» **Exercise**
Lines holding the string "USDT" are the ones to copy from this listing.

##########

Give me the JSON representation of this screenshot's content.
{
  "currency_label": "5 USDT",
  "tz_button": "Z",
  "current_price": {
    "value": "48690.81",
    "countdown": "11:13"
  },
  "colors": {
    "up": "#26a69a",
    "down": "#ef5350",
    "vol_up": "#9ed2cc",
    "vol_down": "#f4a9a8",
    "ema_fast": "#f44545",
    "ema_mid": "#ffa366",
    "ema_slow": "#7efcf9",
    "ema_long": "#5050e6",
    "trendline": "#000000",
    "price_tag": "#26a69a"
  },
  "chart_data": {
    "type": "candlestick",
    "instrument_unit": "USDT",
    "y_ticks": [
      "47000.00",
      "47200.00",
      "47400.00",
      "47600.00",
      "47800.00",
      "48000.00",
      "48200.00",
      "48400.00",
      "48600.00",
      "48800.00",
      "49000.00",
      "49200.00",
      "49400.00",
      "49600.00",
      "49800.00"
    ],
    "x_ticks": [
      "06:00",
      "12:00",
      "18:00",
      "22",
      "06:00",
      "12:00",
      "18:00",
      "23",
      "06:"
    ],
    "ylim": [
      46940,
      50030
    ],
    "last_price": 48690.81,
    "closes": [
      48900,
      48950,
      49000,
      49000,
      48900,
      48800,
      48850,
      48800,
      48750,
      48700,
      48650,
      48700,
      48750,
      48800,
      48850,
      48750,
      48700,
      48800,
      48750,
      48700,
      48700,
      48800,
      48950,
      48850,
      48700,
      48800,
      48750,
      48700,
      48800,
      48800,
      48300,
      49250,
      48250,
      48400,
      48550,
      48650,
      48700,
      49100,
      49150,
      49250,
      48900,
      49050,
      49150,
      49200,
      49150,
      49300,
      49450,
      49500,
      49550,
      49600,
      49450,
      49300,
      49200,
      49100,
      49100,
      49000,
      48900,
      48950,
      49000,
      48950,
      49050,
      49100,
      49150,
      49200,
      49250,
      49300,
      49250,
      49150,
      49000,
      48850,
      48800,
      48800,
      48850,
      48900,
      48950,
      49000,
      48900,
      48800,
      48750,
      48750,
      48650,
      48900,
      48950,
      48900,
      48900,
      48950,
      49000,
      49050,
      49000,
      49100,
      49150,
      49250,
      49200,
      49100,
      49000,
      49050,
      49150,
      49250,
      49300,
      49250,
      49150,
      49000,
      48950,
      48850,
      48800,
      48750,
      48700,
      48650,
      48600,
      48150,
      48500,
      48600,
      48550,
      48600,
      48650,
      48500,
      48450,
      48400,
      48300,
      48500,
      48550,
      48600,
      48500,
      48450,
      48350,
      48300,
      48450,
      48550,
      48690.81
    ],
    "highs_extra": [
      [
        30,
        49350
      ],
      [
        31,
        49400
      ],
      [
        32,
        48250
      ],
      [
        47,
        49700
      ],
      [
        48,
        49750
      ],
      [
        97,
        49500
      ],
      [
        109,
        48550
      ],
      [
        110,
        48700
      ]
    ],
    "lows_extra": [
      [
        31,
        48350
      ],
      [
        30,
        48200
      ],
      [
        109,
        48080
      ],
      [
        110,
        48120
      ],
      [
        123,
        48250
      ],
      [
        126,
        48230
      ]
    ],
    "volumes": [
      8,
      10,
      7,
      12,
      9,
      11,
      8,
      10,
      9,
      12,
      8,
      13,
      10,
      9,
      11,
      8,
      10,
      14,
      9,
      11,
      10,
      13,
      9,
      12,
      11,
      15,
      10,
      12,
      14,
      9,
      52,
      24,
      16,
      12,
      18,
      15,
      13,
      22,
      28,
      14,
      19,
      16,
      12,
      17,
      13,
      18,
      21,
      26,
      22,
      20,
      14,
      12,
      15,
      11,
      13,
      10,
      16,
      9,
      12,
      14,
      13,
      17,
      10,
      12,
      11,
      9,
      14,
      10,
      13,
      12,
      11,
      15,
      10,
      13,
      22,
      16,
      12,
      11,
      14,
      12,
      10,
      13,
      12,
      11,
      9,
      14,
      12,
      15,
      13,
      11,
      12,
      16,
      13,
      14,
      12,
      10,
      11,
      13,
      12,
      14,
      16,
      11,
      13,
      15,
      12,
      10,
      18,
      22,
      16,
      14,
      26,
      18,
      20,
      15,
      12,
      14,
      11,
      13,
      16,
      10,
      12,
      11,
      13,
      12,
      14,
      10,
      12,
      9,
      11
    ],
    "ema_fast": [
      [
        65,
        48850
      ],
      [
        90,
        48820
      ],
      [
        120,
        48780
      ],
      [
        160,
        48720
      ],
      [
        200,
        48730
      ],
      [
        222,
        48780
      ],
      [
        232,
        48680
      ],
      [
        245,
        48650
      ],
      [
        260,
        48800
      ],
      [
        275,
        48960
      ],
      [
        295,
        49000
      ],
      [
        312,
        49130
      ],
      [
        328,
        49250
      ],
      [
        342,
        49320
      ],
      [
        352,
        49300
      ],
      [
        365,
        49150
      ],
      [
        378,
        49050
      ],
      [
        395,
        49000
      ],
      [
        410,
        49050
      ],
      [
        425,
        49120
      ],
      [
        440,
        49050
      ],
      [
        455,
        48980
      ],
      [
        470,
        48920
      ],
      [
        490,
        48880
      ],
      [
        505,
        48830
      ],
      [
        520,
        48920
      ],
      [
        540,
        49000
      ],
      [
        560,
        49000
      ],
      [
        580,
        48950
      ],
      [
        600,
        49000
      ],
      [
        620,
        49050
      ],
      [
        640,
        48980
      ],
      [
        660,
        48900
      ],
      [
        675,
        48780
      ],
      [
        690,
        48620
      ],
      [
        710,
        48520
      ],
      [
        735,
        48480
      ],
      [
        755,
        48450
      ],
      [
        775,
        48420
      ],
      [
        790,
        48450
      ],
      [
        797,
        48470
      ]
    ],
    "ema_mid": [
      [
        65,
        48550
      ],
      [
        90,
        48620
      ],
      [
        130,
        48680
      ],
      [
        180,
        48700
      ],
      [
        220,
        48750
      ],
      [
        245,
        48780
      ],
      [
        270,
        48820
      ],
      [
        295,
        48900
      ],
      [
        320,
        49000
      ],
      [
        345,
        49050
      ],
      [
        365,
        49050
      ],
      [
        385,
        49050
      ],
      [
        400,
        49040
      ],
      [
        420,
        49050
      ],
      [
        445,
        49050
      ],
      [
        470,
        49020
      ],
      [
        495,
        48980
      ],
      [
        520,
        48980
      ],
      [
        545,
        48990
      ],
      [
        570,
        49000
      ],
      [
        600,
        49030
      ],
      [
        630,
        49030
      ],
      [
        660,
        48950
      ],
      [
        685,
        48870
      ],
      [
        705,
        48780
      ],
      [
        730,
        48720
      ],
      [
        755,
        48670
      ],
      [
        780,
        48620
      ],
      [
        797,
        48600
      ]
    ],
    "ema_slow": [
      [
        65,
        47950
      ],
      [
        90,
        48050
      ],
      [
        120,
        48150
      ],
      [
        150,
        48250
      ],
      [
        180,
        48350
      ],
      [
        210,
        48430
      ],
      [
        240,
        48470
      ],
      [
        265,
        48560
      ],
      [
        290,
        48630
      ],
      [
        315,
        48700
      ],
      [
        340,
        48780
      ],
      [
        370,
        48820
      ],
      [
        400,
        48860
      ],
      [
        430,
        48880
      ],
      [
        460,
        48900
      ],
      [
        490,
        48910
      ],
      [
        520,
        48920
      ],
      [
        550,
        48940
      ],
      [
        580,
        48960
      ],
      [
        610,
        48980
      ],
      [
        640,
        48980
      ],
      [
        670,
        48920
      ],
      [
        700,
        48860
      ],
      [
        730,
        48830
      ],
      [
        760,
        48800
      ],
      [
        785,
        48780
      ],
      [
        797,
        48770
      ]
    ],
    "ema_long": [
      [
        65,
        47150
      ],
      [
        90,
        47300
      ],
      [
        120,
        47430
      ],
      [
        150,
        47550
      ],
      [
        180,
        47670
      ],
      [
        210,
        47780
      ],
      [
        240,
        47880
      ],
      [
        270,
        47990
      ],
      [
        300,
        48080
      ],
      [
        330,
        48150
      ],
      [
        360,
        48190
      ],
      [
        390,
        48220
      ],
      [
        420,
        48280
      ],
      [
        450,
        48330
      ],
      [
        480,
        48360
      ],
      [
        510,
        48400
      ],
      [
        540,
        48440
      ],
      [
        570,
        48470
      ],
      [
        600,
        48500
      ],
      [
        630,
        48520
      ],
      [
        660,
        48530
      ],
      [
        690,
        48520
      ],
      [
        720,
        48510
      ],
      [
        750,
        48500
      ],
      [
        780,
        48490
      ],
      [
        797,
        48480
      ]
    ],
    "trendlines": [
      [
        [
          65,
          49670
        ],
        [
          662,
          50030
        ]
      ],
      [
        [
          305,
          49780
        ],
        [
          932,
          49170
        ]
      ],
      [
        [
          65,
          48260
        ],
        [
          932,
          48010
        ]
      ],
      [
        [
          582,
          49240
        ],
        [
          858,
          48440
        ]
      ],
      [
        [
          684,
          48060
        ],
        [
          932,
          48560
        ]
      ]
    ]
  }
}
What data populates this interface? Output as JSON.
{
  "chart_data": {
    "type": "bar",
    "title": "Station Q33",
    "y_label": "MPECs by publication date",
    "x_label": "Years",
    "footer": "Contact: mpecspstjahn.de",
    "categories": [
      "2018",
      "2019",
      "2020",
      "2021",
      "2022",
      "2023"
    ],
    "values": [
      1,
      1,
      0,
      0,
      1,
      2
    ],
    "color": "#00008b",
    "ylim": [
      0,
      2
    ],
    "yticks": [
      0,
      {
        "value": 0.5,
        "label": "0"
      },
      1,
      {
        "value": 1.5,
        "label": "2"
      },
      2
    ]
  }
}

##########

» **Expected answer**
  "currency_label": "5 USDT",
    "instrument_unit": "USDT",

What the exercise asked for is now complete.